* Task instructions
Your task is to count the lines of the entries below that include the word "curve" and to give only the resulting number.

* Record extracts
__________
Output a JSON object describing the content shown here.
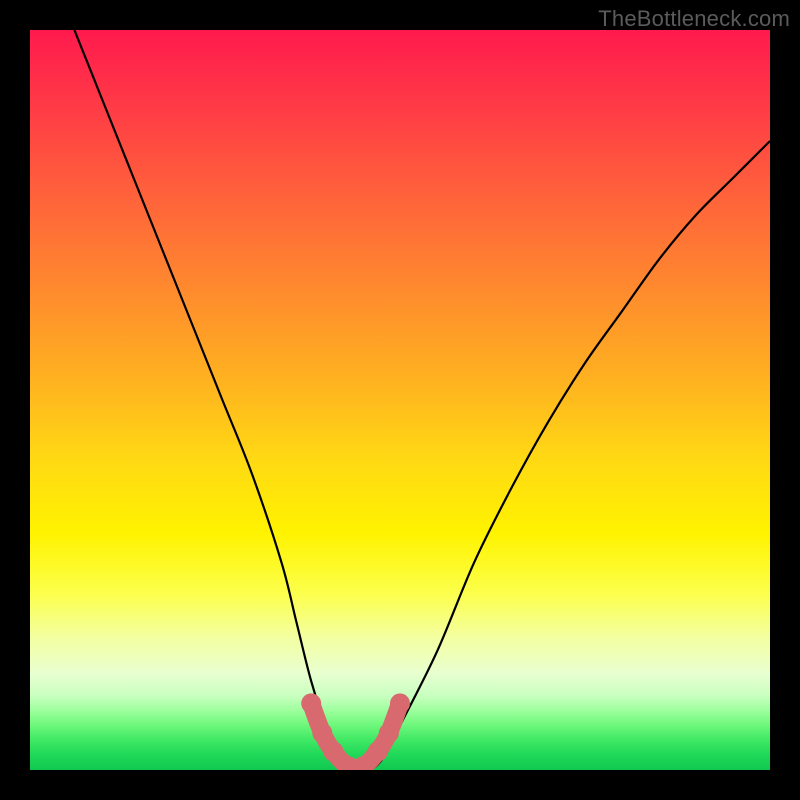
{
  "watermark": "TheBottleneck.com",
  "colors": {
    "background": "#000000",
    "curve": "#000000",
    "marker": "#d86a6f"
  },
  "chart_data": {
    "type": "line",
    "title": "",
    "xlabel": "",
    "ylabel": "",
    "xlim": [
      0,
      100
    ],
    "ylim": [
      0,
      100
    ],
    "grid": false,
    "series": [
      {
        "name": "bottleneck-curve",
        "x": [
          6,
          10,
          14,
          18,
          22,
          26,
          30,
          34,
          36,
          38,
          40,
          42,
          44,
          46,
          48,
          50,
          55,
          60,
          65,
          70,
          75,
          80,
          85,
          90,
          95,
          100
        ],
        "y": [
          100,
          90,
          80,
          70,
          60,
          50,
          40,
          28,
          20,
          12,
          6,
          2,
          0,
          0,
          2,
          6,
          16,
          28,
          38,
          47,
          55,
          62,
          69,
          75,
          80,
          85
        ]
      }
    ],
    "markers": {
      "name": "flat-bottom-highlight",
      "x": [
        38,
        39.5,
        41,
        43,
        45,
        47,
        48.5,
        50
      ],
      "y": [
        9,
        5,
        2.5,
        0.5,
        0.5,
        2.5,
        5,
        9
      ]
    }
  }
}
__________
* Answer to the exercise
2